▶ _YOUR TASK_: Transcribe every entry word for word, leaving out all images.

▶ _RECORDS FOR PROCESSING_:
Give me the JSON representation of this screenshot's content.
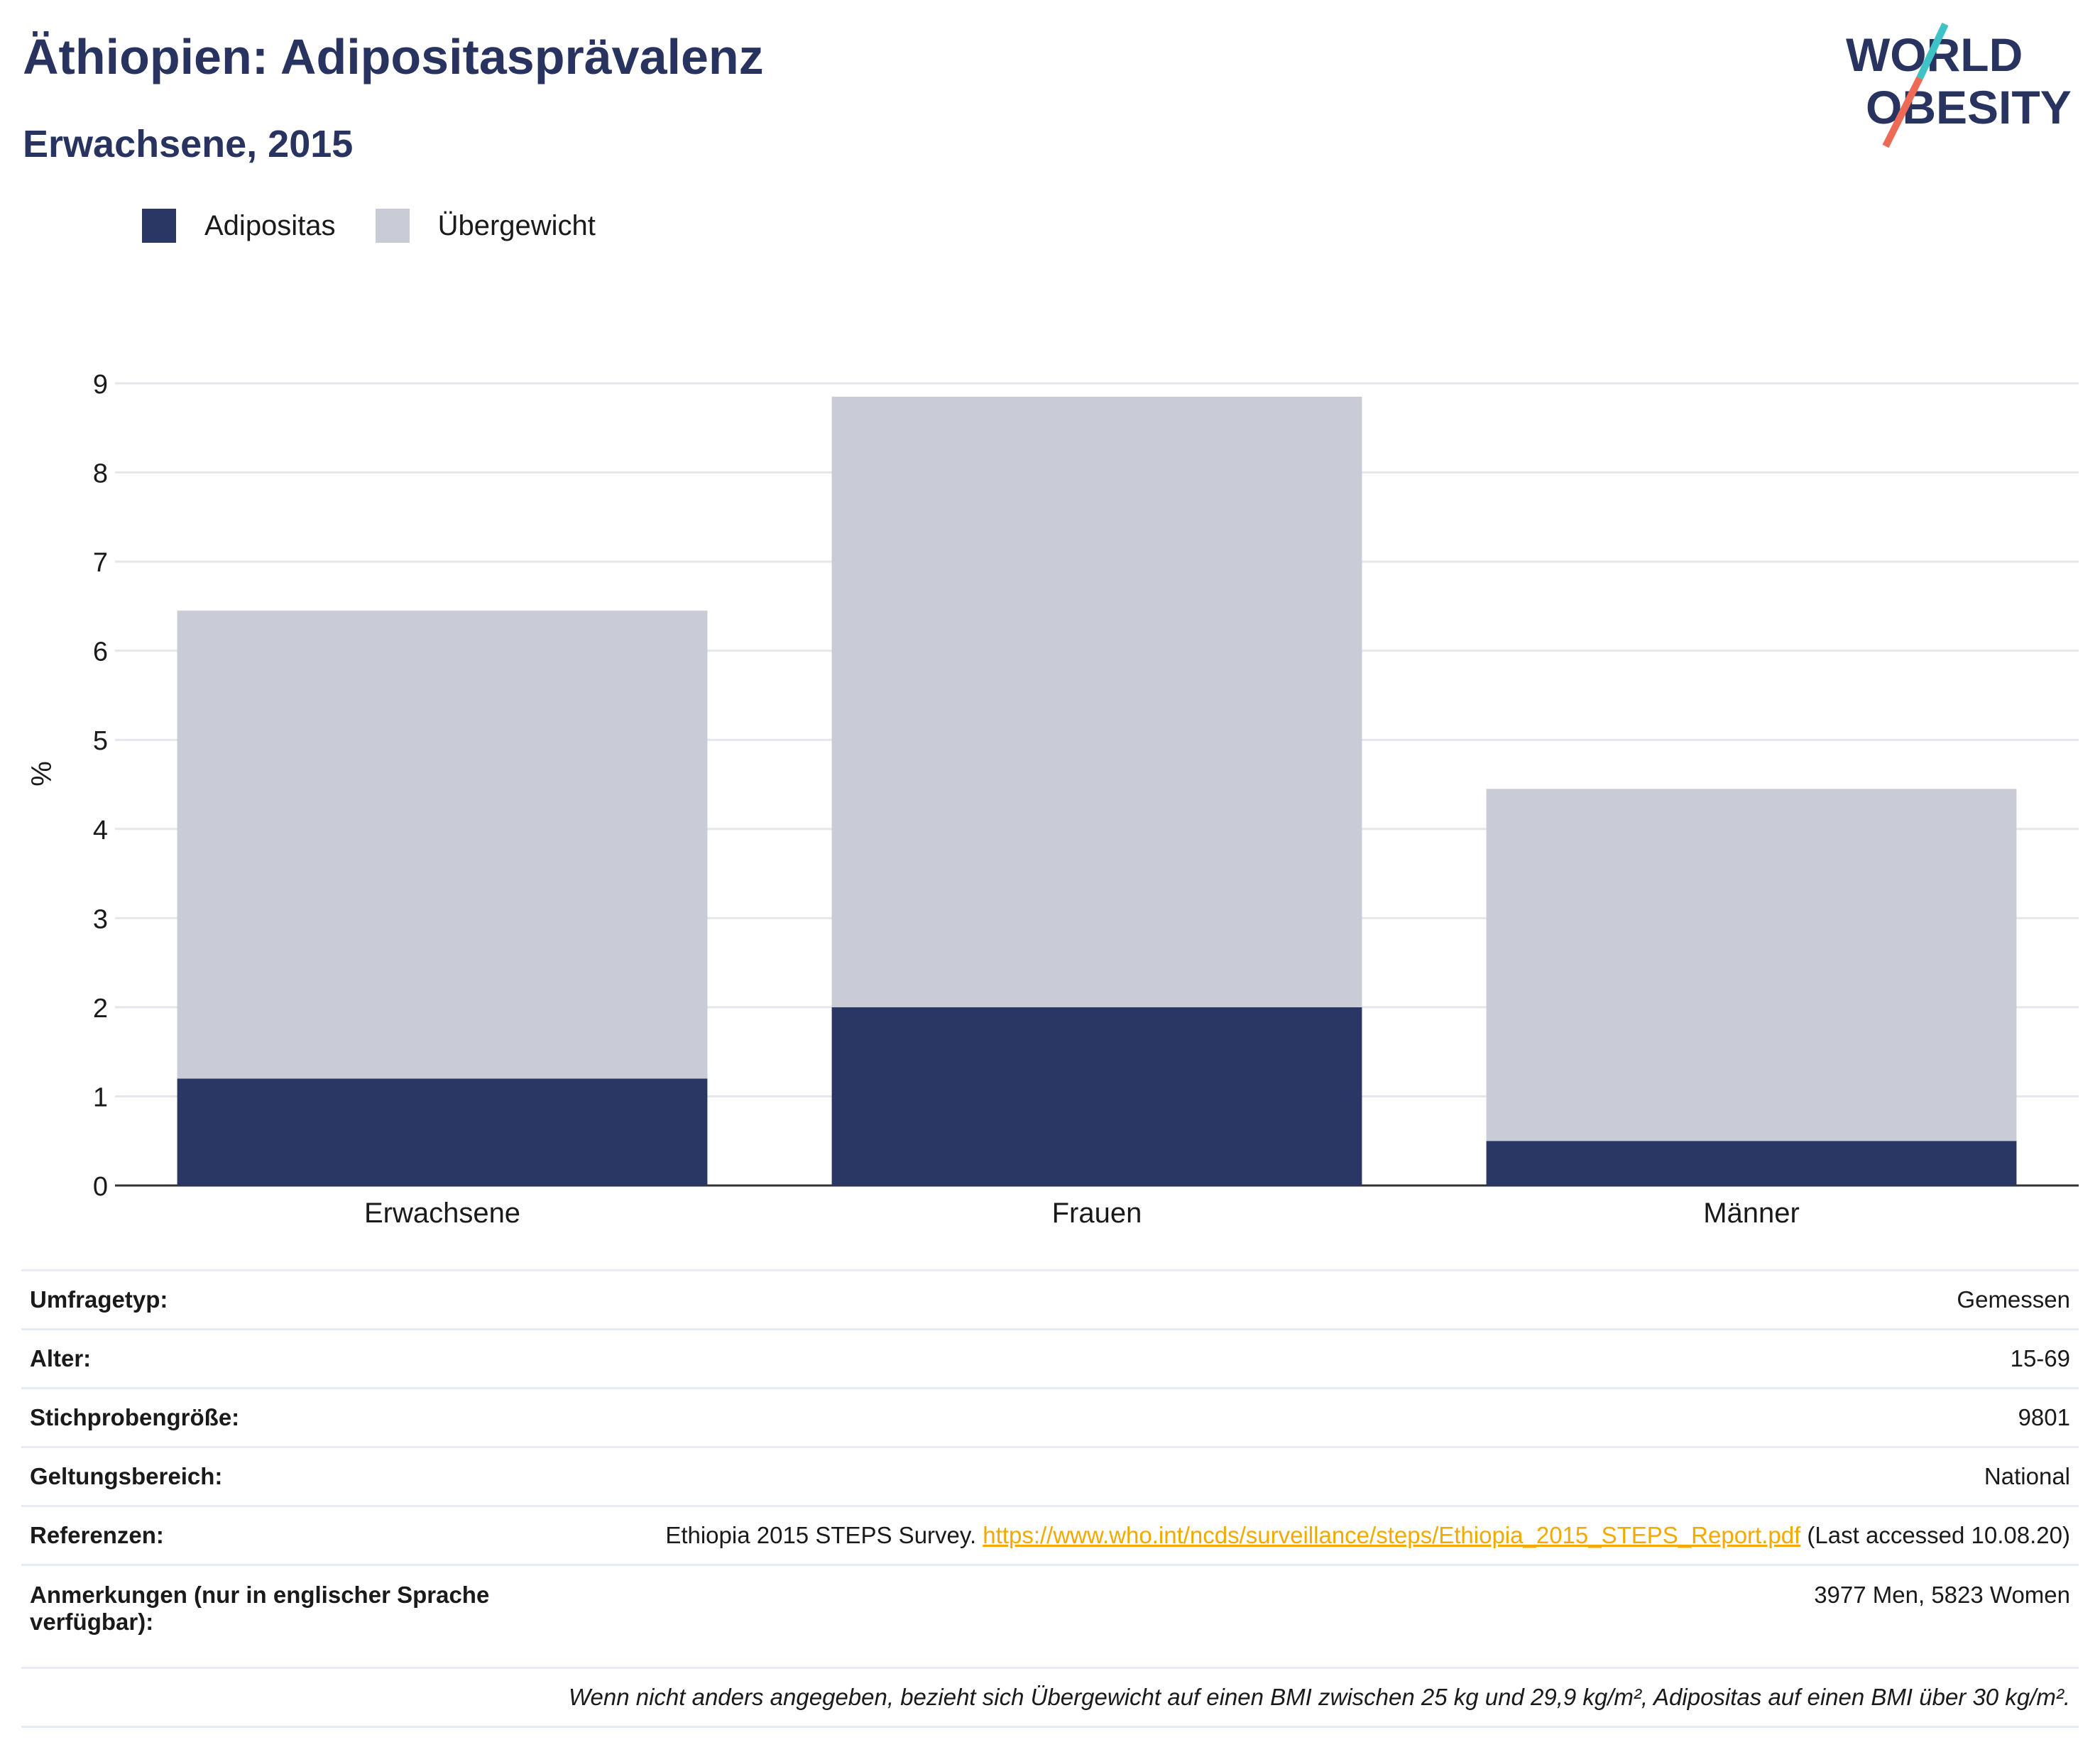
{
  "header": {
    "title": "Äthiopien: Adipositasprävalenz",
    "subtitle": "Erwachsene, 2015"
  },
  "logo": {
    "line1": "WORLD",
    "line2": "OBESITY",
    "colors": {
      "text": "#28335f",
      "slash_top": "#3ec2c5",
      "slash_bottom": "#ee6a55"
    }
  },
  "colors": {
    "adipositas": "#2a3663",
    "uebergewicht": "#c9cbd7",
    "title": "#28335f",
    "link": "#f2a900"
  },
  "chart_data": {
    "type": "bar",
    "stacked": true,
    "categories": [
      "Erwachsene",
      "Frauen",
      "Männer"
    ],
    "series": [
      {
        "name": "Adipositas",
        "values": [
          1.2,
          2.0,
          0.5
        ],
        "color": "#2a3663"
      },
      {
        "name": "Übergewicht",
        "values": [
          5.25,
          6.85,
          3.95
        ],
        "color": "#c9cbd7"
      }
    ],
    "ylabel": "%",
    "ylim": [
      0,
      9
    ],
    "yticks": [
      "0",
      "1",
      "2",
      "3",
      "4",
      "5",
      "6",
      "7",
      "8",
      "9"
    ],
    "grid": true,
    "legend_position": "top-left"
  },
  "meta": {
    "survey_type_label": "Umfragetyp:",
    "survey_type_value": "Gemessen",
    "age_label": "Alter:",
    "age_value": "15-69",
    "sample_label": "Stichprobengröße:",
    "sample_value": "9801",
    "scope_label": "Geltungsbereich:",
    "scope_value": "National",
    "refs_label": "Referenzen:",
    "refs_prefix": "Ethiopia 2015 STEPS Survey. ",
    "refs_link": "https://www.who.int/ncds/surveillance/steps/Ethiopia_2015_STEPS_Report.pdf",
    "refs_suffix": " (Last accessed 10.08.20)",
    "notes_label": "Anmerkungen (nur in englischer Sprache verfügbar):",
    "notes_value": "3977 Men, 5823 Women",
    "footnote": "Wenn nicht anders angegeben, bezieht sich Übergewicht auf einen BMI zwischen 25 kg und 29,9 kg/m², Adipositas auf einen BMI über 30 kg/m²."
  }
}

▶ _TASK RESULT_:
Give me the JSON representation of this screenshot's content.
{
  "header": {
    "title": "Äthiopien: Adipositasprävalenz",
    "subtitle": "Erwachsene, 2015"
  },
  "logo": {
    "line1": "WORLD",
    "line2": "OBESITY",
    "colors": {
      "text": "#28335f",
      "slash_top": "#3ec2c5",
      "slash_bottom": "#ee6a55"
    }
  },
  "colors": {
    "adipositas": "#2a3663",
    "uebergewicht": "#c9cbd7",
    "title": "#28335f",
    "link": "#f2a900"
  },
  "chart_data": {
    "type": "bar",
    "stacked": true,
    "categories": [
      "Erwachsene",
      "Frauen",
      "Männer"
    ],
    "series": [
      {
        "name": "Adipositas",
        "values": [
          1.2,
          2.0,
          0.5
        ],
        "color": "#2a3663"
      },
      {
        "name": "Übergewicht",
        "values": [
          5.25,
          6.85,
          3.95
        ],
        "color": "#c9cbd7"
      }
    ],
    "ylabel": "%",
    "ylim": [
      0,
      9
    ],
    "yticks": [
      "0",
      "1",
      "2",
      "3",
      "4",
      "5",
      "6",
      "7",
      "8",
      "9"
    ],
    "grid": true,
    "legend_position": "top-left"
  },
  "meta": {
    "survey_type_label": "Umfragetyp:",
    "survey_type_value": "Gemessen",
    "age_label": "Alter:",
    "age_value": "15-69",
    "sample_label": "Stichprobengröße:",
    "sample_value": "9801",
    "scope_label": "Geltungsbereich:",
    "scope_value": "National",
    "refs_label": "Referenzen:",
    "refs_prefix": "Ethiopia 2015 STEPS Survey. ",
    "refs_link": "https://www.who.int/ncds/surveillance/steps/Ethiopia_2015_STEPS_Report.pdf",
    "refs_suffix": " (Last accessed 10.08.20)",
    "notes_label": "Anmerkungen (nur in englischer Sprache verfügbar):",
    "notes_value": "3977 Men, 5823 Women",
    "footnote": "Wenn nicht anders angegeben, bezieht sich Übergewicht auf einen BMI zwischen 25 kg und 29,9 kg/m², Adipositas auf einen BMI über 30 kg/m²."
  }
}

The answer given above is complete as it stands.